### EXERCISE DETAILS
Copy out each line of the data that holds the word "filled".

(Source records)
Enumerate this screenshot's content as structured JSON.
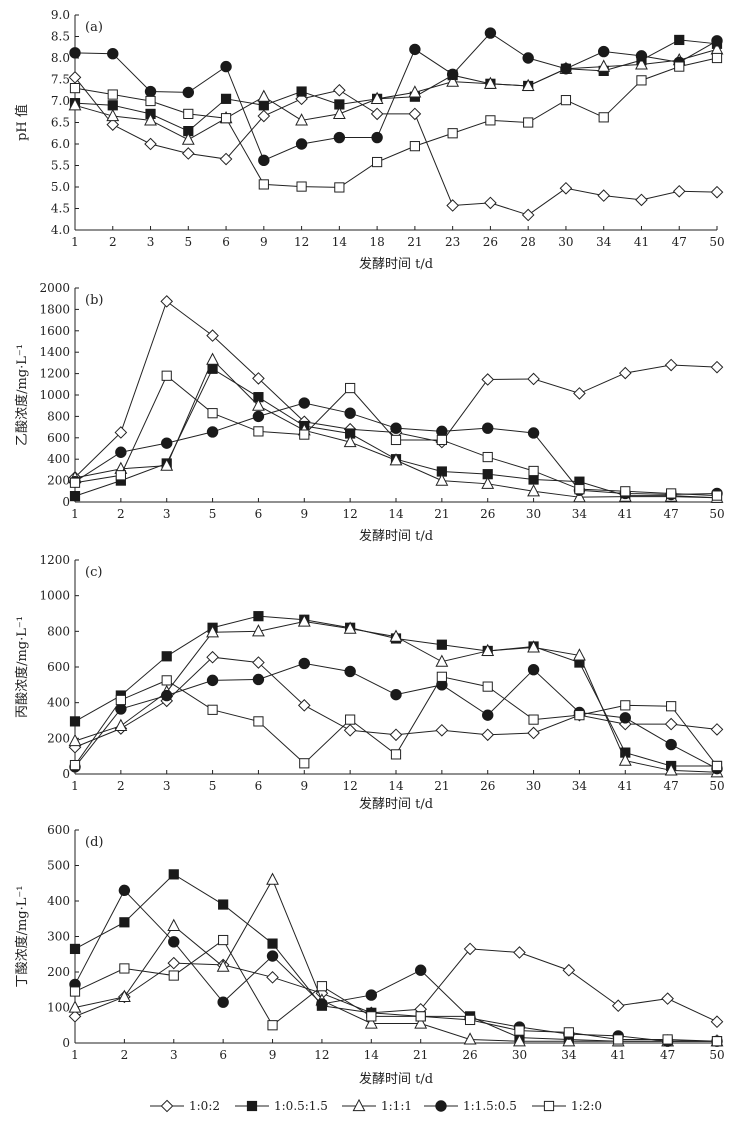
{
  "series_styles": [
    {
      "name": "1:0:2",
      "marker": "diamond-open"
    },
    {
      "name": "1:0.5:1.5",
      "marker": "square-filled"
    },
    {
      "name": "1:1:1",
      "marker": "triangle-open"
    },
    {
      "name": "1:1.5:0.5",
      "marker": "circle-filled"
    },
    {
      "name": "1:2:0",
      "marker": "square-open"
    }
  ],
  "chart_data": [
    {
      "type": "line",
      "panel_label": "(a)",
      "ylabel": "pH 值",
      "xlabel": "发酵时间 t/d",
      "categories": [
        "1",
        "2",
        "3",
        "5",
        "6",
        "9",
        "12",
        "14",
        "18",
        "21",
        "23",
        "26",
        "28",
        "30",
        "34",
        "41",
        "47",
        "50"
      ],
      "ylim": [
        4.0,
        9.0
      ],
      "yticks": [
        "4.0",
        "4.5",
        "5.0",
        "5.5",
        "6.0",
        "6.5",
        "7.0",
        "7.5",
        "8.0",
        "8.5",
        "9.0"
      ],
      "series": [
        {
          "name": "1:0:2",
          "values": [
            7.55,
            6.45,
            6.0,
            5.78,
            5.65,
            6.65,
            7.05,
            7.25,
            6.7,
            6.7,
            4.57,
            4.63,
            4.35,
            4.97,
            4.8,
            4.7,
            4.9,
            4.88
          ]
        },
        {
          "name": "1:0.5:1.5",
          "values": [
            6.95,
            6.9,
            6.7,
            6.3,
            7.05,
            6.9,
            7.22,
            6.92,
            7.05,
            7.1,
            7.6,
            7.4,
            7.35,
            7.75,
            7.7,
            7.95,
            8.42,
            8.33
          ]
        },
        {
          "name": "1:1:1",
          "values": [
            6.9,
            6.65,
            6.55,
            6.1,
            6.6,
            7.1,
            6.55,
            6.7,
            7.05,
            7.2,
            7.45,
            7.4,
            7.35,
            7.75,
            7.8,
            7.85,
            7.95,
            8.2
          ]
        },
        {
          "name": "1:1.5:0.5",
          "values": [
            8.12,
            8.1,
            7.22,
            7.2,
            7.8,
            5.62,
            6.0,
            6.15,
            6.15,
            8.2,
            7.62,
            8.58,
            8.0,
            7.75,
            8.15,
            8.05,
            7.9,
            8.4
          ]
        },
        {
          "name": "1:2:0",
          "values": [
            7.3,
            7.15,
            7.0,
            6.7,
            6.6,
            5.06,
            5.01,
            4.99,
            5.58,
            5.95,
            6.25,
            6.55,
            6.5,
            7.02,
            6.62,
            7.48,
            7.8,
            8.0
          ]
        }
      ]
    },
    {
      "type": "line",
      "panel_label": "(b)",
      "ylabel": "乙酸浓度/mg·L⁻¹",
      "xlabel": "发酵时间 t/d",
      "categories": [
        "1",
        "2",
        "3",
        "5",
        "6",
        "9",
        "12",
        "14",
        "21",
        "26",
        "30",
        "34",
        "41",
        "47",
        "50"
      ],
      "ylim": [
        0,
        2000
      ],
      "yticks": [
        "0",
        "200",
        "400",
        "600",
        "800",
        "1000",
        "1200",
        "1400",
        "1600",
        "1800",
        "2000"
      ],
      "series": [
        {
          "name": "1:0:2",
          "values": [
            230,
            650,
            1875,
            1555,
            1155,
            750,
            680,
            650,
            560,
            1145,
            1150,
            1015,
            1205,
            1280,
            1260
          ]
        },
        {
          "name": "1:0.5:1.5",
          "values": [
            55,
            200,
            360,
            1245,
            980,
            710,
            640,
            400,
            285,
            260,
            210,
            190,
            60,
            60,
            40
          ]
        },
        {
          "name": "1:1:1",
          "values": [
            225,
            310,
            340,
            1330,
            900,
            670,
            560,
            390,
            200,
            170,
            100,
            45,
            50,
            50,
            40
          ]
        },
        {
          "name": "1:1.5:0.5",
          "values": [
            190,
            465,
            550,
            655,
            800,
            925,
            830,
            690,
            660,
            690,
            645,
            110,
            80,
            70,
            80
          ]
        },
        {
          "name": "1:2:0",
          "values": [
            180,
            250,
            1180,
            830,
            660,
            630,
            1065,
            580,
            580,
            420,
            290,
            120,
            100,
            80,
            60
          ]
        }
      ]
    },
    {
      "type": "line",
      "panel_label": "(c)",
      "ylabel": "丙酸浓度/mg·L⁻¹",
      "xlabel": "发酵时间 t/d",
      "categories": [
        "1",
        "2",
        "3",
        "5",
        "6",
        "9",
        "12",
        "14",
        "21",
        "26",
        "30",
        "34",
        "41",
        "47",
        "50"
      ],
      "ylim": [
        0,
        1200
      ],
      "yticks": [
        "0",
        "200",
        "400",
        "600",
        "800",
        "1000",
        "1200"
      ],
      "series": [
        {
          "name": "1:0:2",
          "values": [
            150,
            255,
            410,
            655,
            625,
            385,
            245,
            220,
            245,
            220,
            230,
            330,
            280,
            280,
            250
          ]
        },
        {
          "name": "1:0.5:1.5",
          "values": [
            295,
            440,
            660,
            820,
            885,
            865,
            820,
            760,
            725,
            690,
            715,
            625,
            120,
            45,
            45
          ]
        },
        {
          "name": "1:1:1",
          "values": [
            185,
            270,
            460,
            795,
            800,
            855,
            815,
            770,
            630,
            690,
            710,
            665,
            75,
            20,
            10
          ]
        },
        {
          "name": "1:1.5:0.5",
          "values": [
            40,
            365,
            440,
            525,
            530,
            620,
            575,
            445,
            500,
            330,
            585,
            345,
            315,
            165,
            30
          ]
        },
        {
          "name": "1:2:0",
          "values": [
            50,
            415,
            525,
            360,
            295,
            60,
            305,
            110,
            545,
            490,
            305,
            330,
            385,
            380,
            45
          ]
        }
      ]
    },
    {
      "type": "line",
      "panel_label": "(d)",
      "ylabel": "丁酸浓度/mg·L⁻¹",
      "xlabel": "发酵时间 t/d",
      "categories": [
        "1",
        "2",
        "3",
        "6",
        "9",
        "12",
        "14",
        "21",
        "26",
        "30",
        "34",
        "41",
        "47",
        "50"
      ],
      "ylim": [
        0,
        600
      ],
      "yticks": [
        "0",
        "100",
        "200",
        "300",
        "400",
        "500",
        "600"
      ],
      "series": [
        {
          "name": "1:0:2",
          "values": [
            75,
            130,
            225,
            220,
            185,
            140,
            85,
            95,
            265,
            255,
            205,
            105,
            125,
            60
          ]
        },
        {
          "name": "1:0.5:1.5",
          "values": [
            265,
            340,
            475,
            390,
            280,
            105,
            85,
            75,
            75,
            15,
            10,
            5,
            5,
            5
          ]
        },
        {
          "name": "1:1:1",
          "values": [
            100,
            130,
            330,
            215,
            460,
            120,
            55,
            55,
            10,
            5,
            5,
            5,
            5,
            5
          ]
        },
        {
          "name": "1:1.5:0.5",
          "values": [
            165,
            430,
            285,
            115,
            245,
            110,
            135,
            205,
            70,
            45,
            25,
            20,
            5,
            5
          ]
        },
        {
          "name": "1:2:0",
          "values": [
            145,
            210,
            190,
            290,
            50,
            160,
            75,
            75,
            65,
            35,
            30,
            10,
            10,
            5
          ]
        }
      ]
    }
  ]
}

### THE OUTPUT
      "marker": "square-filled"
      "marker": "circle-filled"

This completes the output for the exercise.